> Listed entries:
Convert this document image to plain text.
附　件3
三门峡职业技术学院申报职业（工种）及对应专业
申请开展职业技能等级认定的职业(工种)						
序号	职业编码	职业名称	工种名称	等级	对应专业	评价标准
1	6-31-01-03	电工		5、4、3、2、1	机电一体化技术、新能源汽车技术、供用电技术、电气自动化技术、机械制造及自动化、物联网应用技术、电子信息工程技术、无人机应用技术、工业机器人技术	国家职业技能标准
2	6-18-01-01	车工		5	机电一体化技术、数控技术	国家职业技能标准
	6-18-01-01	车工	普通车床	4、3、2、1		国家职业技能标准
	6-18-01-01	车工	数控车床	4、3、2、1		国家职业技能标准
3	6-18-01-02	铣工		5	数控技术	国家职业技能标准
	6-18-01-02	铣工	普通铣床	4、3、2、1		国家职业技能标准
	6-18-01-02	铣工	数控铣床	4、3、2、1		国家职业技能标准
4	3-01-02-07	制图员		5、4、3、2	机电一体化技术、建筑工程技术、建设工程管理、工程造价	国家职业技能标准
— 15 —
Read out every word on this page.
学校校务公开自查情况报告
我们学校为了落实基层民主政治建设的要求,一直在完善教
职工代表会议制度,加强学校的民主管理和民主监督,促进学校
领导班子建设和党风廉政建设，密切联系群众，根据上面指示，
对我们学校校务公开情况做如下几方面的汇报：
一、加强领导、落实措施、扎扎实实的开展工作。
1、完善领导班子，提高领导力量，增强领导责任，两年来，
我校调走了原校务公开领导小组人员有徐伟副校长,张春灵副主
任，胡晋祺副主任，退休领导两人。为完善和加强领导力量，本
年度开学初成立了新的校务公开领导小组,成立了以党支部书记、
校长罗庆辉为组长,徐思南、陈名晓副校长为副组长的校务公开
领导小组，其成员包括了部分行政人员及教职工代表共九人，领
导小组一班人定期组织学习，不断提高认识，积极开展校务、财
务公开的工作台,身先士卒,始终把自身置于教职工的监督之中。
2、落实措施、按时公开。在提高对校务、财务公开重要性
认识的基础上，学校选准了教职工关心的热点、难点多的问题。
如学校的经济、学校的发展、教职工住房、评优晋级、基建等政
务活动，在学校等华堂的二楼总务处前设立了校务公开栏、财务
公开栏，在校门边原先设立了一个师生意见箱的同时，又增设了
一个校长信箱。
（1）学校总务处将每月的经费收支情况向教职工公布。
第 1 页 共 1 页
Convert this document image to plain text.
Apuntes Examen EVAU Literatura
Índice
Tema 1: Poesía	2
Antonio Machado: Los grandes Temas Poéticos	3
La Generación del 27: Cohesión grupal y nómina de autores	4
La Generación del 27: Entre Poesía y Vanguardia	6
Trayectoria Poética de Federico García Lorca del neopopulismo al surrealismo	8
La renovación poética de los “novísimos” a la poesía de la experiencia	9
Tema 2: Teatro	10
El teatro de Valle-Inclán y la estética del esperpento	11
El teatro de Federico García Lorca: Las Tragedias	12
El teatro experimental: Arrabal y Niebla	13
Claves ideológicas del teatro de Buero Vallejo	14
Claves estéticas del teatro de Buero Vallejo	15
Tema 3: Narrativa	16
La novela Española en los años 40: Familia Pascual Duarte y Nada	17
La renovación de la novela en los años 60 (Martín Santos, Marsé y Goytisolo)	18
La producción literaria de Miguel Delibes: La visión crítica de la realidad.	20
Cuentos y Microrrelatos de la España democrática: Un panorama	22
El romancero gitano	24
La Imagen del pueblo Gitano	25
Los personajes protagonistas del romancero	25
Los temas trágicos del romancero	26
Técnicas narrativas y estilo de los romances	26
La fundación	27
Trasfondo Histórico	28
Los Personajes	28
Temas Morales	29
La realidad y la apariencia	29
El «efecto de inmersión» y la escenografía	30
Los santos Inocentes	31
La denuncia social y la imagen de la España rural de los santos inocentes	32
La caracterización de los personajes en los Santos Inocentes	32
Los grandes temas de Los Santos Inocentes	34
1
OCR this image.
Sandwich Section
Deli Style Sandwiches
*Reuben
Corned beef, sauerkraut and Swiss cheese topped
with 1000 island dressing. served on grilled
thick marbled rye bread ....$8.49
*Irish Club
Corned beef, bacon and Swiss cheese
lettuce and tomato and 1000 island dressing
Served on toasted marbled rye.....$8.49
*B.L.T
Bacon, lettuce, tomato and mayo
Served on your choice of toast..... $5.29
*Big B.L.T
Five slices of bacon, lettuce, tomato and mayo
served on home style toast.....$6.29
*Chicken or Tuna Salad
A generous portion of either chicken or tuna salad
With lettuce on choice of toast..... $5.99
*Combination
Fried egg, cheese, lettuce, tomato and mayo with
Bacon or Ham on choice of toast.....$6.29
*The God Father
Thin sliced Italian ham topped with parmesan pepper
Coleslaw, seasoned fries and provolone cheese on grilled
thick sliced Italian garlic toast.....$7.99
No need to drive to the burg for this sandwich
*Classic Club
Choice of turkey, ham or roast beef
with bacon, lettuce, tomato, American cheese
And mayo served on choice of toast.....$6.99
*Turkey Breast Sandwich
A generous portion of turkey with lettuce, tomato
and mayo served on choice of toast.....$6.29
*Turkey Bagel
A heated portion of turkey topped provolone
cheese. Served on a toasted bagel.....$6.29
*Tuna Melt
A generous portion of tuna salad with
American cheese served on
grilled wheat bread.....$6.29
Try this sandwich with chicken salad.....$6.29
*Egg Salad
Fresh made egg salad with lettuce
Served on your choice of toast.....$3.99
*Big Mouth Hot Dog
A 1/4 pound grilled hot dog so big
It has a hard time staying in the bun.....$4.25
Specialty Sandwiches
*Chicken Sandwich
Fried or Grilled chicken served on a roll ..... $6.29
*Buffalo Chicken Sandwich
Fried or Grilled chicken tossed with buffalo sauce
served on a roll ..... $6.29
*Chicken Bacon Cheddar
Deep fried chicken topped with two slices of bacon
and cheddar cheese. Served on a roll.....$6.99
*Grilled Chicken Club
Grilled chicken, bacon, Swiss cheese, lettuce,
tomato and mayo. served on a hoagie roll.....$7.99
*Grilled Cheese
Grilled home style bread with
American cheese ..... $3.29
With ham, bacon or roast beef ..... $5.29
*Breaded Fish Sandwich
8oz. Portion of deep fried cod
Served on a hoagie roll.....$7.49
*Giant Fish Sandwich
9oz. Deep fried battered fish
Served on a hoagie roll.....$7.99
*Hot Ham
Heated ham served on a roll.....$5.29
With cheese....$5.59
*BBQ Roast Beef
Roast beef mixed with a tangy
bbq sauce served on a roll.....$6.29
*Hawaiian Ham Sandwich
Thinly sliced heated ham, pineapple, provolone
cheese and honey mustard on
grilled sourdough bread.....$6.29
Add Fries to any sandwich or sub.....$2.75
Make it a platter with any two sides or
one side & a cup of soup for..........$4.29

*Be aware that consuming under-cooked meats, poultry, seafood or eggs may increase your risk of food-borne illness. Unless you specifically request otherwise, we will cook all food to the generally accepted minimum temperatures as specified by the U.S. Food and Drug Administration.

> Problem statement:
Go through the records above and retype each one exactly.

> The output:
Convert this document image to plain text.
附　件3
三门峡职业技术学院申报职业（工种）及对应专业
申请开展职业技能等级认定的职业(工种)						
序号	职业编码	职业名称	工种名称	等级	对应专业	评价标准
1	6-31-01-03	电工		5、4、3、2、1	机电一体化技术、新能源汽车技术、供用电技术、电气自动化技术、机械制造及自动化、物联网应用技术、电子信息工程技术、无人机应用技术、工业机器人技术	国家职业技能标准
2	6-18-01-01	车工		5	机电一体化技术、数控技术	国家职业技能标准
	6-18-01-01	车工	普通车床	4、3、2、1		国家职业技能标准
	6-18-01-01	车工	数控车床	4、3、2、1		国家职业技能标准
3	6-18-01-02	铣工		5	数控技术	国家职业技能标准
	6-18-01-02	铣工	普通铣床	4、3、2、1		国家职业技能标准
	6-18-01-02	铣工	数控铣床	4、3、2、1		国家职业技能标准
4	3-01-02-07	制图员		5、4、3、2	机电一体化技术、建筑工程技术、建设工程管理、工程造价	国家职业技能标准
— 15 —
Read out every word on this page.
学校校务公开自查情况报告
我们学校为了落实基层民主政治建设的要求,一直在完善教
职工代表会议制度,加强学校的民主管理和民主监督,促进学校
领导班子建设和党风廉政建设，密切联系群众，根据上面指示，
对我们学校校务公开情况做如下几方面的汇报：
一、加强领导、落实措施、扎扎实实的开展工作。
1、完善领导班子，提高领导力量，增强领导责任，两年来，
我校调走了原校务公开领导小组人员有徐伟副校长,张春灵副主
任，胡晋祺副主任，退休领导两人。为完善和加强领导力量，本
年度开学初成立了新的校务公开领导小组,成立了以党支部书记、
校长罗庆辉为组长,徐思南、陈名晓副校长为副组长的校务公开
领导小组，其成员包括了部分行政人员及教职工代表共九人，领
导小组一班人定期组织学习，不断提高认识，积极开展校务、财
务公开的工作台,身先士卒,始终把自身置于教职工的监督之中。
2、落实措施、按时公开。在提高对校务、财务公开重要性
认识的基础上，学校选准了教职工关心的热点、难点多的问题。
如学校的经济、学校的发展、教职工住房、评优晋级、基建等政
务活动，在学校等华堂的二楼总务处前设立了校务公开栏、财务
公开栏，在校门边原先设立了一个师生意见箱的同时，又增设了
一个校长信箱。
（1）学校总务处将每月的经费收支情况向教职工公布。
第 1 页 共 1 页
Convert this document image to plain text.
Apuntes Examen EVAU Literatura
Índice
Tema 1: Poesía	2
Antonio Machado: Los grandes Temas Poéticos	3
La Generación del 27: Cohesión grupal y nómina de autores	4
La Generación del 27: Entre Poesía y Vanguardia	6
Trayectoria Poética de Federico García Lorca del neopopulismo al surrealismo	8
La renovación poética de los “novísimos” a la poesía de la experiencia	9
Tema 2: Teatro	10
El teatro de Valle-Inclán y la estética del esperpento	11
El teatro de Federico García Lorca: Las Tragedias	12
El teatro experimental: Arrabal y Niebla	13
Claves ideológicas del teatro de Buero Vallejo	14
Claves estéticas del teatro de Buero Vallejo	15
Tema 3: Narrativa	16
La novela Española en los años 40: Familia Pascual Duarte y Nada	17
La renovación de la novela en los años 60 (Martín Santos, Marsé y Goytisolo)	18
La producción literaria de Miguel Delibes: La visión crítica de la realidad.	20
Cuentos y Microrrelatos de la España democrática: Un panorama	22
El romancero gitano	24
La Imagen del pueblo Gitano	25
Los personajes protagonistas del romancero	25
Los temas trágicos del romancero	26
Técnicas narrativas y estilo de los romances	26
La fundación	27
Trasfondo Histórico	28
Los Personajes	28
Temas Morales	29
La realidad y la apariencia	29
El «efecto de inmersión» y la escenografía	30
Los santos Inocentes	31
La denuncia social y la imagen de la España rural de los santos inocentes	32
La caracterización de los personajes en los Santos Inocentes	32
Los grandes temas de Los Santos Inocentes	34
1
OCR this image.
Sandwich Section
Deli Style Sandwiches
*Reuben
Corned beef, sauerkraut and Swiss cheese topped
with 1000 island dressing. served on grilled
thick marbled rye bread ....$8.49
*Irish Club
Corned beef, bacon and Swiss cheese
lettuce and tomato and 1000 island dressing
Served on toasted marbled rye.....$8.49
*B.L.T
Bacon, lettuce, tomato and mayo
Served on your choice of toast..... $5.29
*Big B.L.T
Five slices of bacon, lettuce, tomato and mayo
served on home style toast.....$6.29
*Chicken or Tuna Salad
A generous portion of either chicken or tuna salad
With lettuce on choice of toast..... $5.99
*Combination
Fried egg, cheese, lettuce, tomato and mayo with
Bacon or Ham on choice of toast.....$6.29
*The God Father
Thin sliced Italian ham topped with parmesan pepper
Coleslaw, seasoned fries and provolone cheese on grilled
thick sliced Italian garlic toast.....$7.99
No need to drive to the burg for this sandwich
*Classic Club
Choice of turkey, ham or roast beef
with bacon, lettuce, tomato, American cheese
And mayo served on choice of toast.....$6.99
*Turkey Breast Sandwich
A generous portion of turkey with lettuce, tomato
and mayo served on choice of toast.....$6.29
*Turkey Bagel
A heated portion of turkey topped provolone
cheese. Served on a toasted bagel.....$6.29
*Tuna Melt
A generous portion of tuna salad with
American cheese served on
grilled wheat bread.....$6.29
Try this sandwich with chicken salad.....$6.29
*Egg Salad
Fresh made egg salad with lettuce
Served on your choice of toast.....$3.99
*Big Mouth Hot Dog
A 1/4 pound grilled hot dog so big
It has a hard time staying in the bun.....$4.25
Specialty Sandwiches
*Chicken Sandwich
Fried or Grilled chicken served on a roll ..... $6.29
*Buffalo Chicken Sandwich
Fried or Grilled chicken tossed with buffalo sauce
served on a roll ..... $6.29
*Chicken Bacon Cheddar
Deep fried chicken topped with two slices of bacon
and cheddar cheese. Served on a roll.....$6.99
*Grilled Chicken Club
Grilled chicken, bacon, Swiss cheese, lettuce,
tomato and mayo. served on a hoagie roll.....$7.99
*Grilled Cheese
Grilled home style bread with
American cheese ..... $3.29
With ham, bacon or roast beef ..... $5.29
*Breaded Fish Sandwich
8oz. Portion of deep fried cod
Served on a hoagie roll.....$7.49
*Giant Fish Sandwich
9oz. Deep fried battered fish
Served on a hoagie roll.....$7.99
*Hot Ham
Heated ham served on a roll.....$5.29
With cheese....$5.59
*BBQ Roast Beef
Roast beef mixed with a tangy
bbq sauce served on a roll.....$6.29
*Hawaiian Ham Sandwich
Thinly sliced heated ham, pineapple, provolone
cheese and honey mustard on
grilled sourdough bread.....$6.29
Add Fries to any sandwich or sub.....$2.75
Make it a platter with any two sides or
one side & a cup of soup for..........$4.29

*Be aware that consuming under-cooked meats, poultry, seafood or eggs may increase your risk of food-borne illness. Unless you specifically request otherwise, we will cook all food to the generally accepted minimum temperatures as specified by the U.S. Food and Drug Administration.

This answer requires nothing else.